Each line that holds the word "中华人民共和国出境入境管理法" is to be identified and copied.

→ **Dataset items**:
-- Begin --
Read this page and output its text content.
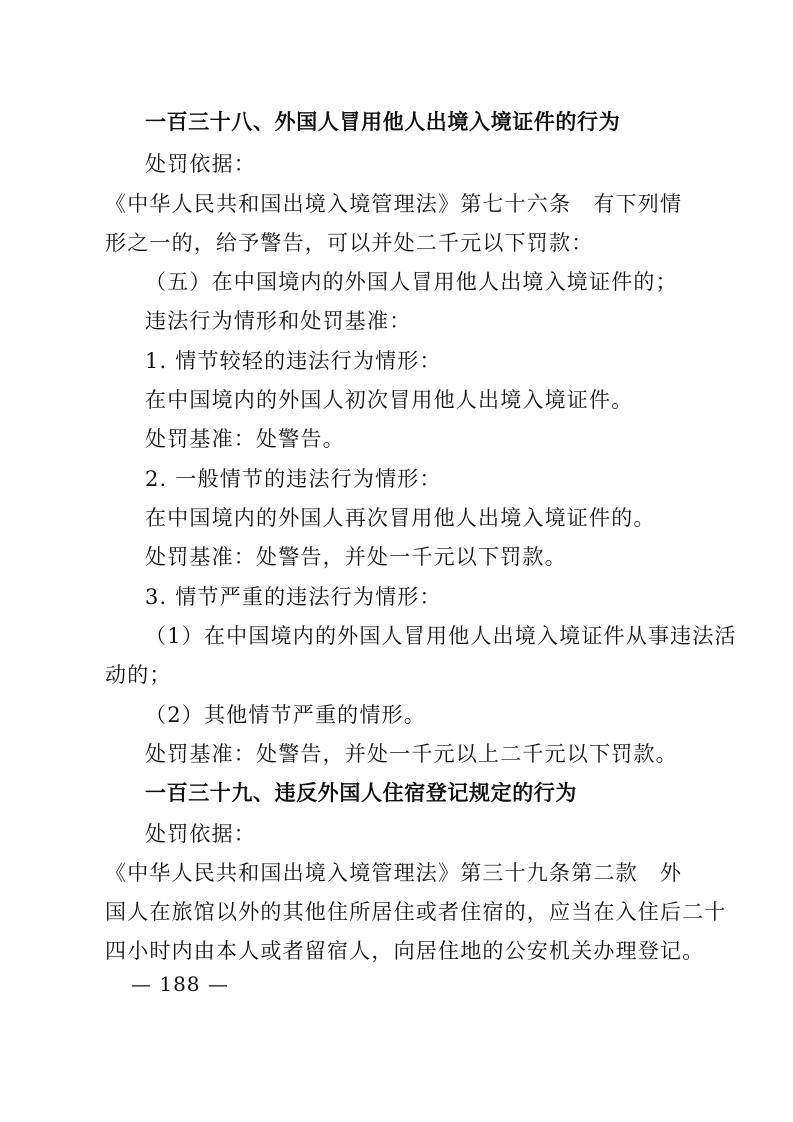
一百三十八、外国人冒用他人出境入境证件的行为
处罚依据：
《中华人民共和国出境入境管理法》第七十六条　有下列情
形之一的，给予警告，可以并处二千元以下罚款：
（五）在中国境内的外国人冒用他人出境入境证件的；
违法行为情形和处罚基准：
1. 情节较轻的违法行为情形：
在中国境内的外国人初次冒用他人出境入境证件。
处罚基准：处警告。
2. 一般情节的违法行为情形：
在中国境内的外国人再次冒用他人出境入境证件的。
处罚基准：处警告，并处一千元以下罚款。
3. 情节严重的违法行为情形：
（1）在中国境内的外国人冒用他人出境入境证件从事违法活
动的；
（2）其他情节严重的情形。
处罚基准：处警告，并处一千元以上二千元以下罚款。
一百三十九、违反外国人住宿登记规定的行为
处罚依据：
《中华人民共和国出境入境管理法》第三十九条第二款　外
国人在旅馆以外的其他住所居住或者住宿的，应当在入住后二十
四小时内由本人或者留宿人，向居住地的公安机关办理登记。
— 188 —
-- End --
→ **The completed task**:
《中华人民共和国出境入境管理法》第七十六条　有下列情
《中华人民共和国出境入境管理法》第三十九条第二款　外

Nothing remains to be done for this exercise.